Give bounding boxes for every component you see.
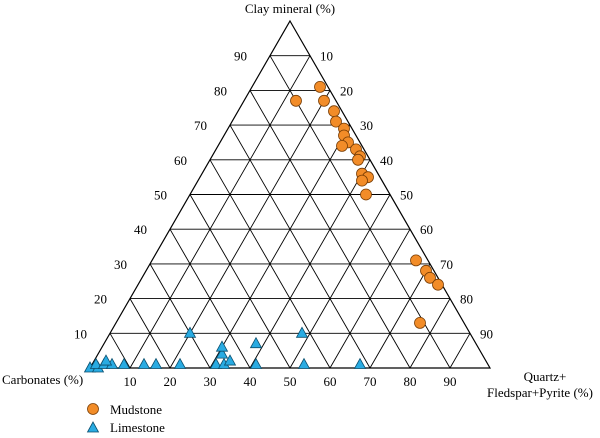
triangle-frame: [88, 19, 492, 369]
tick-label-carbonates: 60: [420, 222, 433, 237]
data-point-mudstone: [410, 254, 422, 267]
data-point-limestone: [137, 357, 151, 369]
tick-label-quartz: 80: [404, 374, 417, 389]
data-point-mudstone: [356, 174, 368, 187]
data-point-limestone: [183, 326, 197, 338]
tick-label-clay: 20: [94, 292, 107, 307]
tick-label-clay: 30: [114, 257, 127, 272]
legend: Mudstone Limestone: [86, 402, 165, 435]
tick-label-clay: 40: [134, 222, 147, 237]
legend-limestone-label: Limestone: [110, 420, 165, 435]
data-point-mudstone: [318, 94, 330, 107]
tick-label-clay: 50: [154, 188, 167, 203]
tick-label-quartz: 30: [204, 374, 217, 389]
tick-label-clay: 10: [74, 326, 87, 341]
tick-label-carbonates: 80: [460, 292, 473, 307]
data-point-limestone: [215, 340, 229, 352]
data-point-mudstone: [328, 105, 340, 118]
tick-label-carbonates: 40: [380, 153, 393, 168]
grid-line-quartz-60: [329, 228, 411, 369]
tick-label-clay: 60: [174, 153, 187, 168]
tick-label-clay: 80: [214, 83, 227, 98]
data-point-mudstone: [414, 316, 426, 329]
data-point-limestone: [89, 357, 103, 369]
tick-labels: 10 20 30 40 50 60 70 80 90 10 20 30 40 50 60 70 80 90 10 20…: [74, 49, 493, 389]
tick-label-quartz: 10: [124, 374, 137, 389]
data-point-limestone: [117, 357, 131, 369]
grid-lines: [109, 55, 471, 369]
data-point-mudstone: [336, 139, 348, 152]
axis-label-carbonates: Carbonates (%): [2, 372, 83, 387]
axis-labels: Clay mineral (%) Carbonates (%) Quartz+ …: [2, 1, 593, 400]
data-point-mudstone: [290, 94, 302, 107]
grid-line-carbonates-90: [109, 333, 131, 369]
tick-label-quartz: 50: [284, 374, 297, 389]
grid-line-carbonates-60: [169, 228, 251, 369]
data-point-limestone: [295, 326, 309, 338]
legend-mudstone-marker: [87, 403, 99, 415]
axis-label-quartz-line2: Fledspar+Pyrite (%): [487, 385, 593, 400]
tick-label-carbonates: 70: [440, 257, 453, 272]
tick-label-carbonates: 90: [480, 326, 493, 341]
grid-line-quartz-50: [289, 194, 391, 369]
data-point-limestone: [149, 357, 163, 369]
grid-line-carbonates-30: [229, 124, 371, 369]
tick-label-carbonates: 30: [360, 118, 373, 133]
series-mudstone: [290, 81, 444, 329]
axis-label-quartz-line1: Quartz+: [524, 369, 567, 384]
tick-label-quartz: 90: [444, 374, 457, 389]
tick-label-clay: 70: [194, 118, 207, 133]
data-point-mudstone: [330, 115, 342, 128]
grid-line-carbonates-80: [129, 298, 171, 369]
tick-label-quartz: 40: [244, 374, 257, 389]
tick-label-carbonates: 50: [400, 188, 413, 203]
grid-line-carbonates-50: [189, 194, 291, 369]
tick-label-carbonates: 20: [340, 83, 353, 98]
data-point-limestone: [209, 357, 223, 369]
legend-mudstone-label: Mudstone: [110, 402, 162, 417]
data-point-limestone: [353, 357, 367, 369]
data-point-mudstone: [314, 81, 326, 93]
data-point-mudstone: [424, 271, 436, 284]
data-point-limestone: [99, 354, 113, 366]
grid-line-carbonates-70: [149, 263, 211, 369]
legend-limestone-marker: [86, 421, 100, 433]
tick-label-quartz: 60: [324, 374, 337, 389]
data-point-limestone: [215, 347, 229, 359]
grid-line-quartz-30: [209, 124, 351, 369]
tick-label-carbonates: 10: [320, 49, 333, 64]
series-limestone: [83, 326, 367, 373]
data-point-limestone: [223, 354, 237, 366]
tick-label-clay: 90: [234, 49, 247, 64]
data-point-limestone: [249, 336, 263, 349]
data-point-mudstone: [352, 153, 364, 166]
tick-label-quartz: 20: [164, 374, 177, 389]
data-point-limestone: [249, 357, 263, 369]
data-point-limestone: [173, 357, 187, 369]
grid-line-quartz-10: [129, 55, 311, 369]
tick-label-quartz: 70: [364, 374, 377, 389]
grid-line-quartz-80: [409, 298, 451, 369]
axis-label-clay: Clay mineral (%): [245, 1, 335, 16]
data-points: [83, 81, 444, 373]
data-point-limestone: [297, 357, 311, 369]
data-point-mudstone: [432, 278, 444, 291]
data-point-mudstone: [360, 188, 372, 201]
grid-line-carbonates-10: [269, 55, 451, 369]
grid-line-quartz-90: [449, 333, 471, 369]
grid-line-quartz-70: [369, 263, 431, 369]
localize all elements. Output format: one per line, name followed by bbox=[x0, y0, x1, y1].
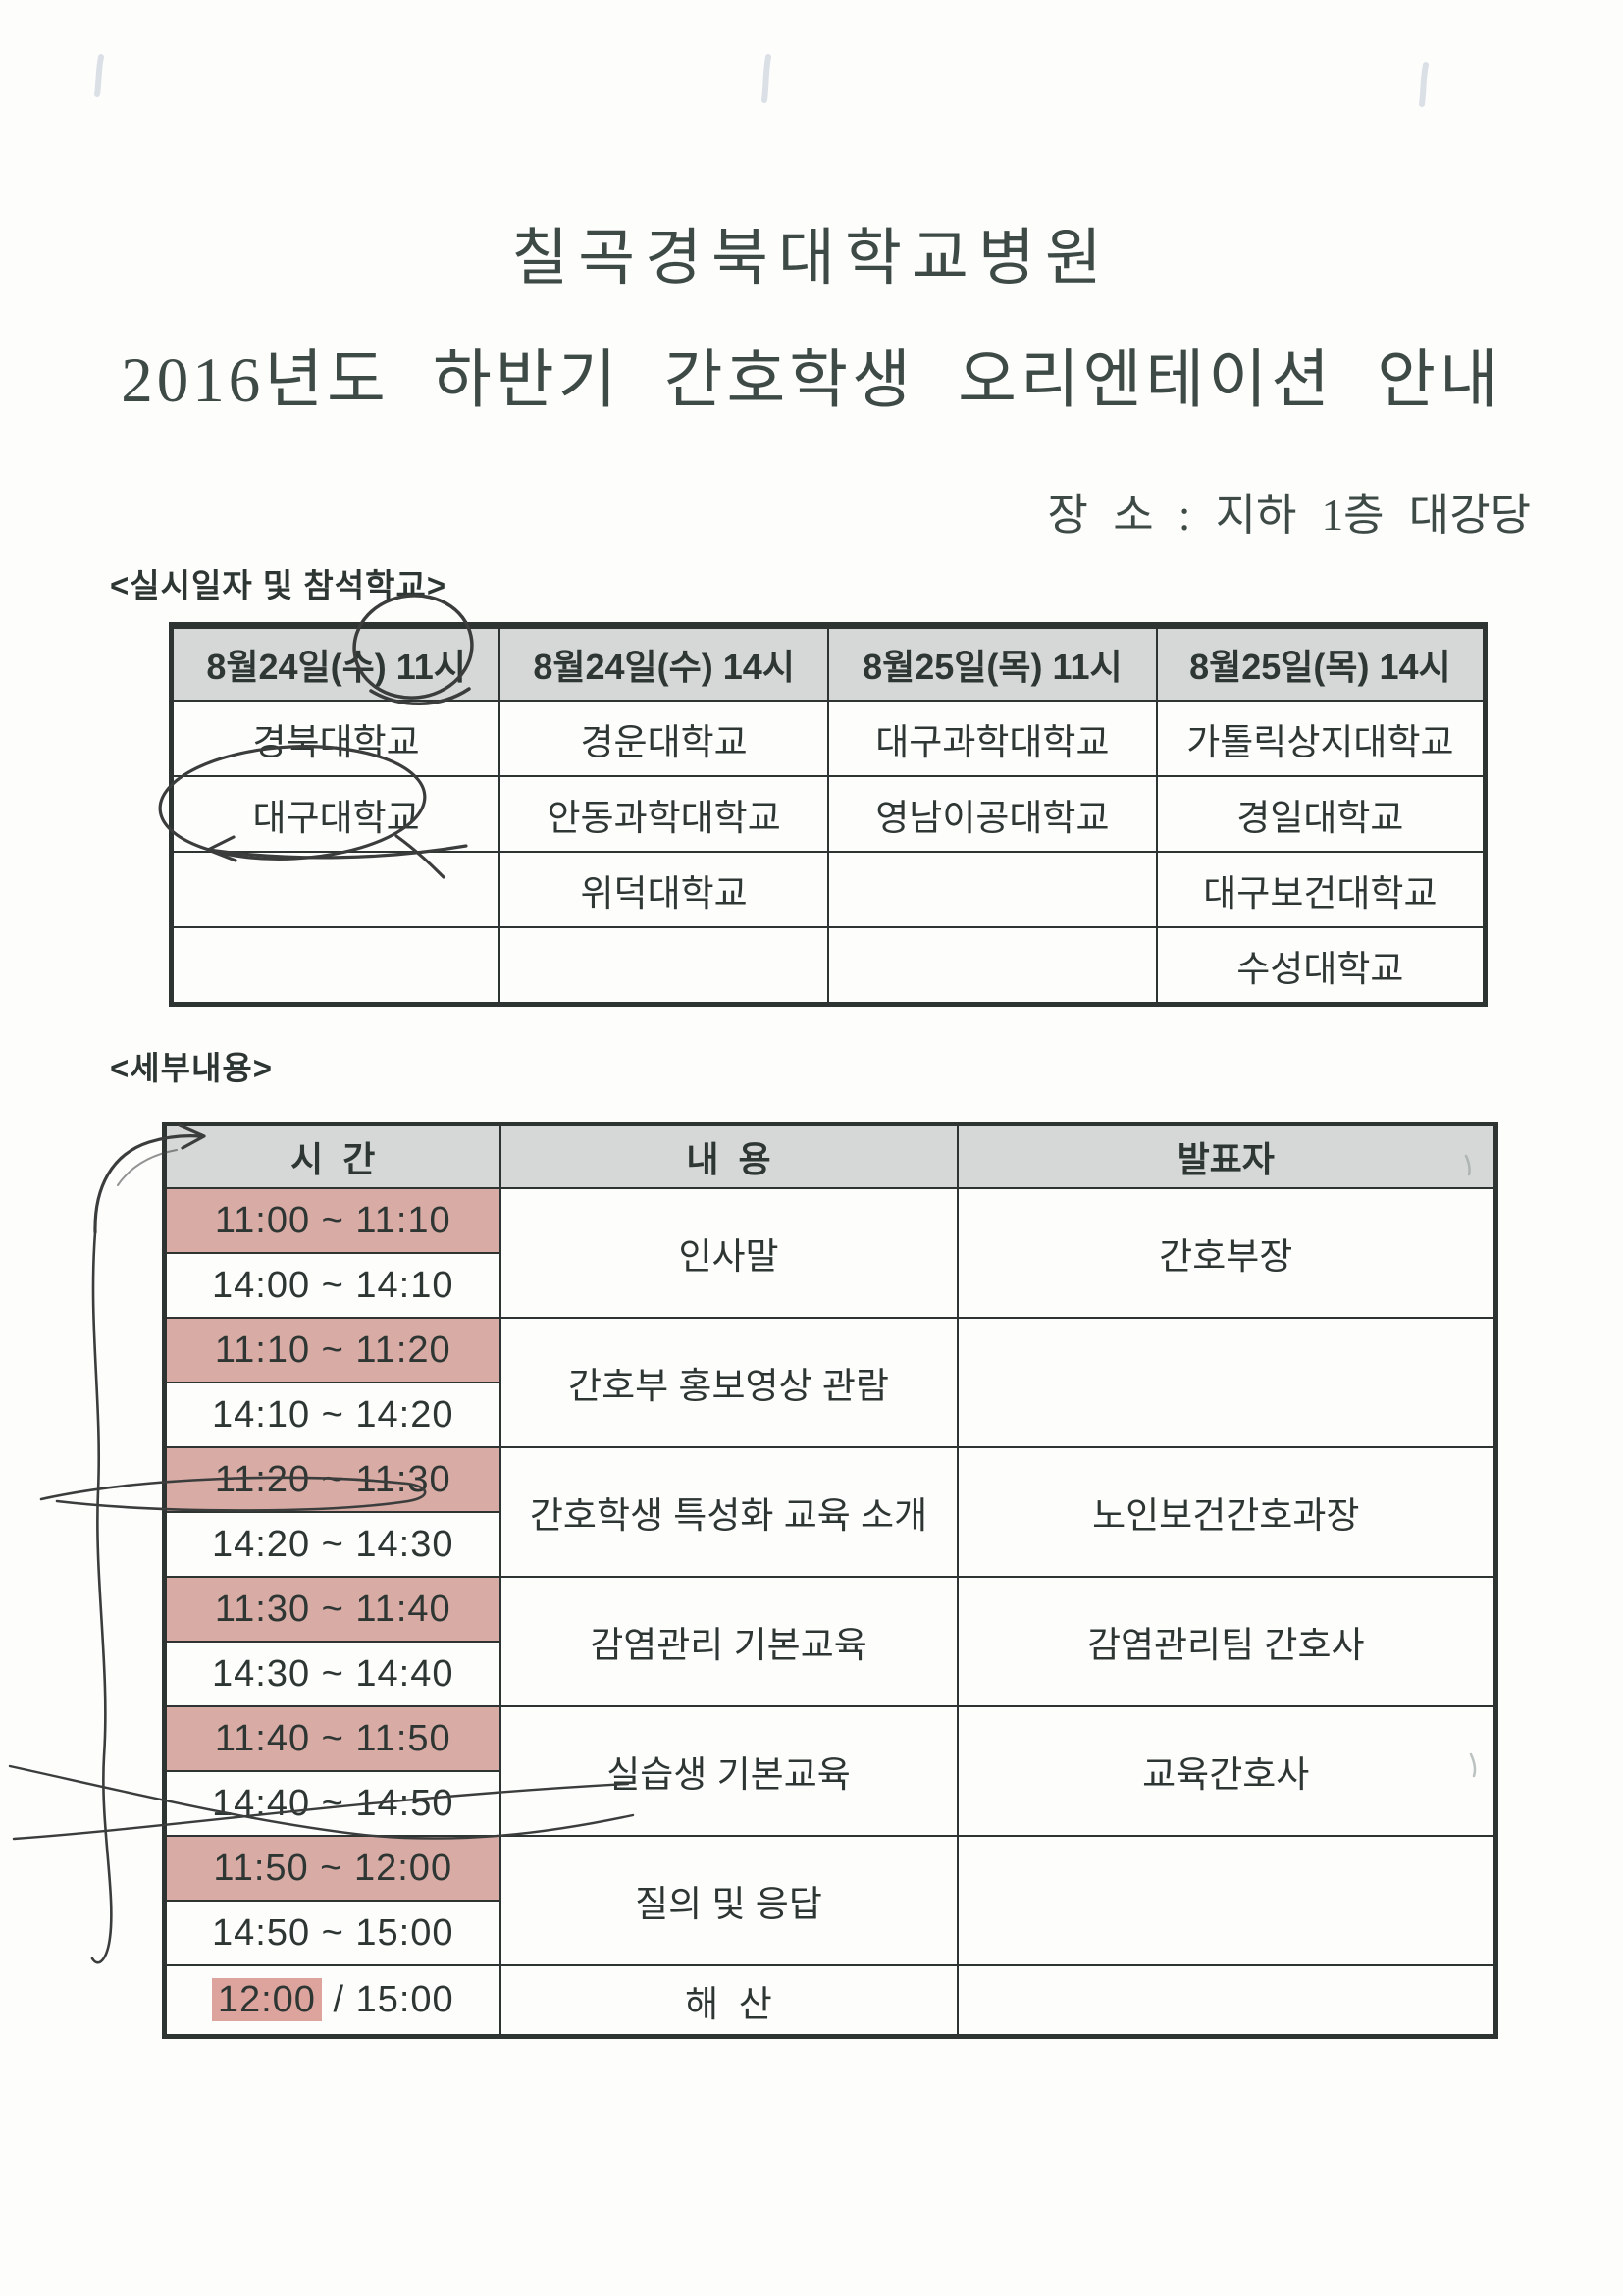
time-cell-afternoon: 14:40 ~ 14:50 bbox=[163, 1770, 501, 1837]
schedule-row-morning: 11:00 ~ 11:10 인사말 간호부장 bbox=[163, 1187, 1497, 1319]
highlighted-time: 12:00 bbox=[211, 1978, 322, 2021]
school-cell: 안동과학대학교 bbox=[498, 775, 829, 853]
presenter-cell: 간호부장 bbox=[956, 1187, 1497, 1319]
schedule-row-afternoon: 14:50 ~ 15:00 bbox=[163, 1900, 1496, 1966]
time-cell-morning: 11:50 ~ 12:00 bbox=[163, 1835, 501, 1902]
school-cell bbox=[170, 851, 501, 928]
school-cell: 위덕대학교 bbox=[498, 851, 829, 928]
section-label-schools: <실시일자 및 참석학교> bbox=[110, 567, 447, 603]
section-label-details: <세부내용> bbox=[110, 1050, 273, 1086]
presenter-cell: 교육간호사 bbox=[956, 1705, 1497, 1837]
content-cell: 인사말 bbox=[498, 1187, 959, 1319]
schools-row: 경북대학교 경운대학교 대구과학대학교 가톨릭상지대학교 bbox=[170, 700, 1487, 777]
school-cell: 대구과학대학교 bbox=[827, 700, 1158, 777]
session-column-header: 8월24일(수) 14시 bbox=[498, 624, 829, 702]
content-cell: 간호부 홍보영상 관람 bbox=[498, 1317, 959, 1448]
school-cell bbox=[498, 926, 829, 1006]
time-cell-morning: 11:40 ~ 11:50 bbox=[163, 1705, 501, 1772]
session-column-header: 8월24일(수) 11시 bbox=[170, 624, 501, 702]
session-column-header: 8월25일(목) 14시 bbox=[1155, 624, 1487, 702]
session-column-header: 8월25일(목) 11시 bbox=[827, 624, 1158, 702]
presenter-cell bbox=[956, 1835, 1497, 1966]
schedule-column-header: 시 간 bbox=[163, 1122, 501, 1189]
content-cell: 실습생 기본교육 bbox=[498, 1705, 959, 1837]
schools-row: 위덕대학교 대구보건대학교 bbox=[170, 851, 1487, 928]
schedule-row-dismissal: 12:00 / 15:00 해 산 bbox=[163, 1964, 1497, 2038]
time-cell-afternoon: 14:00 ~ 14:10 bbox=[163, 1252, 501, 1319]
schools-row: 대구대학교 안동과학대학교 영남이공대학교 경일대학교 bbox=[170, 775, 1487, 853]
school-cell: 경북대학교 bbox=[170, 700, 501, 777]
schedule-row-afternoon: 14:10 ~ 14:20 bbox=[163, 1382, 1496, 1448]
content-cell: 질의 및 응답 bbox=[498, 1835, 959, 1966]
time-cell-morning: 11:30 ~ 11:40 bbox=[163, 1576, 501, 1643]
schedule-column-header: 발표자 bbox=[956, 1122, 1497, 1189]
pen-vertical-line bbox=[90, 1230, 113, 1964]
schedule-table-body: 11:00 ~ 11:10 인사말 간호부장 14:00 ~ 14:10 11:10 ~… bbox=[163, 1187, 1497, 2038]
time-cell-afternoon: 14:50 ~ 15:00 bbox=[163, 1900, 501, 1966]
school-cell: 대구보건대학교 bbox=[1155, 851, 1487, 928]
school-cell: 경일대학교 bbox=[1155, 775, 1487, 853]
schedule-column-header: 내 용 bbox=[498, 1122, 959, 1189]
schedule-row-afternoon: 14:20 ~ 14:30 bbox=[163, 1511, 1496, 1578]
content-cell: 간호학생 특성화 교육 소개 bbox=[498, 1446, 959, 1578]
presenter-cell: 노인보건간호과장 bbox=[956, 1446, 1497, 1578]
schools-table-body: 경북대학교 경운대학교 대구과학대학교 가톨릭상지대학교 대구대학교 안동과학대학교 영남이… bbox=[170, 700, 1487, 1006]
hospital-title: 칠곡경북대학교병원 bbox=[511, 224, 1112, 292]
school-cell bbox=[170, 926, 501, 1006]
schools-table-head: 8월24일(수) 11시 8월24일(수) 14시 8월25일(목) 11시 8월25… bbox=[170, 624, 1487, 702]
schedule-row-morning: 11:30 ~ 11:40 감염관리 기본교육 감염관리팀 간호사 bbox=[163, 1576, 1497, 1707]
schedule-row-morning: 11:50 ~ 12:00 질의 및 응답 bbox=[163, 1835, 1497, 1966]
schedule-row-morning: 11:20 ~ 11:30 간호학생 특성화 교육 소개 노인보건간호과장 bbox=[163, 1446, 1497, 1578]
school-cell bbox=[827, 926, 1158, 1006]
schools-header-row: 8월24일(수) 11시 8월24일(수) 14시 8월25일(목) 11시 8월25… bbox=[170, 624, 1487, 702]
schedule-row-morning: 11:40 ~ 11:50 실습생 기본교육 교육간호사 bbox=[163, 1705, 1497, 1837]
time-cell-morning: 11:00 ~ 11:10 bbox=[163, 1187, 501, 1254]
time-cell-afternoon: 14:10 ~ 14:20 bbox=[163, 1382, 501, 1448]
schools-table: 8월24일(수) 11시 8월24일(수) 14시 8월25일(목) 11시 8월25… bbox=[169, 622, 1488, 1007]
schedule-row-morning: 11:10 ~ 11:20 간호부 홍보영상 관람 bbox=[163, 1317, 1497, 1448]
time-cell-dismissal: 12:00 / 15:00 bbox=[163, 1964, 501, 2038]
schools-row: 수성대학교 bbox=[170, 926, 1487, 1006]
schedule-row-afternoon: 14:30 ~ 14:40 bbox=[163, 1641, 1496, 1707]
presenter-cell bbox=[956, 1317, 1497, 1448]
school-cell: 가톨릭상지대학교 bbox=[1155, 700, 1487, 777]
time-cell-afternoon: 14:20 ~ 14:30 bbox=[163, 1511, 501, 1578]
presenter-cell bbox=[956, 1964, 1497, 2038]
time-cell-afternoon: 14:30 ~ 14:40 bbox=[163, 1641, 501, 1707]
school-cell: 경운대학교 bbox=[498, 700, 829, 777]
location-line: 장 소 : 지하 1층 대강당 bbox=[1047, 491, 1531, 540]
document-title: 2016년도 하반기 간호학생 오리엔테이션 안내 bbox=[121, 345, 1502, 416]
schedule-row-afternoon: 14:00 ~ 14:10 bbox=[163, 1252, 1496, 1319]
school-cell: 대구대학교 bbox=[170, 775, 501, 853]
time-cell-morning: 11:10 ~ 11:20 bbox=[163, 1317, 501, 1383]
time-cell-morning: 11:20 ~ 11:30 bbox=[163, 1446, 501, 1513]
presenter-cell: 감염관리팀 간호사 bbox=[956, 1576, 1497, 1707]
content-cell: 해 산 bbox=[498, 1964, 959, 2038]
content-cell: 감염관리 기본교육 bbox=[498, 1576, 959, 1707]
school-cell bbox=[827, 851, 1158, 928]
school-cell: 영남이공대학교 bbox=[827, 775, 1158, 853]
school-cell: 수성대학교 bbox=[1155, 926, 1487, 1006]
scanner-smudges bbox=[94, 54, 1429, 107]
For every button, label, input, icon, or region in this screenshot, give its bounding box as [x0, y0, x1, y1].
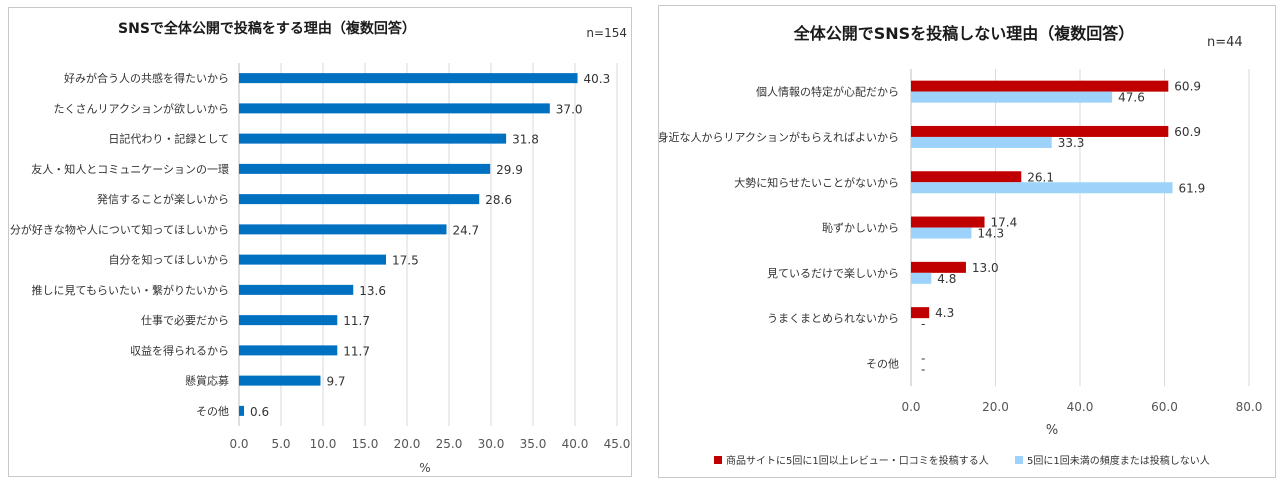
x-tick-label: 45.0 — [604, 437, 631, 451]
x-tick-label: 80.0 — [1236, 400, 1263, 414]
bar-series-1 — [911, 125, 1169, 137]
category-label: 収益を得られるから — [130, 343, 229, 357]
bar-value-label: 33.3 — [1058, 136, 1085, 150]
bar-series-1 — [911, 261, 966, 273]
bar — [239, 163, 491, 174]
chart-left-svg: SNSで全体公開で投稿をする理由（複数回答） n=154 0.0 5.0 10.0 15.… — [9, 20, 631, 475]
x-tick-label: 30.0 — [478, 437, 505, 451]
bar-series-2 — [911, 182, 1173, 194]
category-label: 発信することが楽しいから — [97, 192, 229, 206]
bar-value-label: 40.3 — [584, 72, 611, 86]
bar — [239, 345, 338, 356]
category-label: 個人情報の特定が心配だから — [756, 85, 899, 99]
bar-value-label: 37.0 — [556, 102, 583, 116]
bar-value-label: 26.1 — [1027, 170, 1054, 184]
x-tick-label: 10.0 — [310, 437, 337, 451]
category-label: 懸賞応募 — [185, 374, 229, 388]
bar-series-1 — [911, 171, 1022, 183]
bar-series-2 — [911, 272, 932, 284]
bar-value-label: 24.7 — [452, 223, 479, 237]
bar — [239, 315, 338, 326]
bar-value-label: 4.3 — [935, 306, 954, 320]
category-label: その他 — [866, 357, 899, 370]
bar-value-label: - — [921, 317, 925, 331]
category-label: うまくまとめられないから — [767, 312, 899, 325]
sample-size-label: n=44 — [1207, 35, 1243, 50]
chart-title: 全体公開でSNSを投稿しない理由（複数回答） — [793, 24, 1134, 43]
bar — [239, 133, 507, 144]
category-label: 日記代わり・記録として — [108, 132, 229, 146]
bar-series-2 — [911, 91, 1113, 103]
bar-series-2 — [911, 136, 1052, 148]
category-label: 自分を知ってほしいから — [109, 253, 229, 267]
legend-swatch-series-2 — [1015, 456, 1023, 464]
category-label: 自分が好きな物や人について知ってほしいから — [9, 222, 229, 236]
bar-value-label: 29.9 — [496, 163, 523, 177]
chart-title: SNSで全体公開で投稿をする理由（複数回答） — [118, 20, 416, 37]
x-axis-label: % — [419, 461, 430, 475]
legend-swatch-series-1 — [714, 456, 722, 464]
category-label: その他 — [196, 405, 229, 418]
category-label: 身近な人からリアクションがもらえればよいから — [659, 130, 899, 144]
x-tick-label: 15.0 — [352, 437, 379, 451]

**PROBLEM TO WORK ON**:
Please locate each line in the records above that contains the string "영남이공대학교", and copy every such line in full.

**RESPONSE**:
schools-row: 대구대학교 안동과학대학교 영남이공대학교 경일대학교 bbox=[170, 775, 1487, 853]
school-cell: 영남이공대학교 bbox=[827, 775, 1158, 853]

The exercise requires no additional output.